◆ **The data**
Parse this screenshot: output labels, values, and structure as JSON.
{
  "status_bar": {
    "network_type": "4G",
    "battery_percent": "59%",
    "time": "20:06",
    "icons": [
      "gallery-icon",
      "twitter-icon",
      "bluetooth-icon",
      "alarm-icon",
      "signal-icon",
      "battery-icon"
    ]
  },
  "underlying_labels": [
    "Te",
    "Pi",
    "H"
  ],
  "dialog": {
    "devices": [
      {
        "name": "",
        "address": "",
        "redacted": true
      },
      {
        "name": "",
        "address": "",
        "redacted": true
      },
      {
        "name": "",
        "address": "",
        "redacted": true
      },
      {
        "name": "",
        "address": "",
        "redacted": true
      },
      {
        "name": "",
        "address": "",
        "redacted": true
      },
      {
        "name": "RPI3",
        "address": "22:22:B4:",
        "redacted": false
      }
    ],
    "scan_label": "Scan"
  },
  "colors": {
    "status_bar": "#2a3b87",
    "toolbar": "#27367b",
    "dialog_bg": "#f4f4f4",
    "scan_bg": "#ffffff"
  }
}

◆ **The problem**
Using the exact wording, write out all of the records.

◆ **Written response**
Parse this screenshot: output labels, values, and structure as JSON.
{
  "status_bar": {
    "network_type": "4G",
    "battery_percent": "59%",
    "time": "20:06",
    "icons": [
      "gallery-icon",
      "twitter-icon",
      "bluetooth-icon",
      "alarm-icon",
      "signal-icon",
      "battery-icon"
    ]
  },
  "underlying_labels": [
    "Te",
    "Pi",
    "H"
  ],
  "dialog": {
    "devices": [
      {
        "name": "",
        "address": "",
        "redacted": true
      },
      {
        "name": "",
        "address": "",
        "redacted": true
      },
      {
        "name": "",
        "address": "",
        "redacted": true
      },
      {
        "name": "",
        "address": "",
        "redacted": true
      },
      {
        "name": "",
        "address": "",
        "redacted": true
      },
      {
        "name": "RPI3",
        "address": "22:22:B4:",
        "redacted": false
      }
    ],
    "scan_label": "Scan"
  },
  "colors": {
    "status_bar": "#2a3b87",
    "toolbar": "#27367b",
    "dialog_bg": "#f4f4f4",
    "scan_bg": "#ffffff"
  }
}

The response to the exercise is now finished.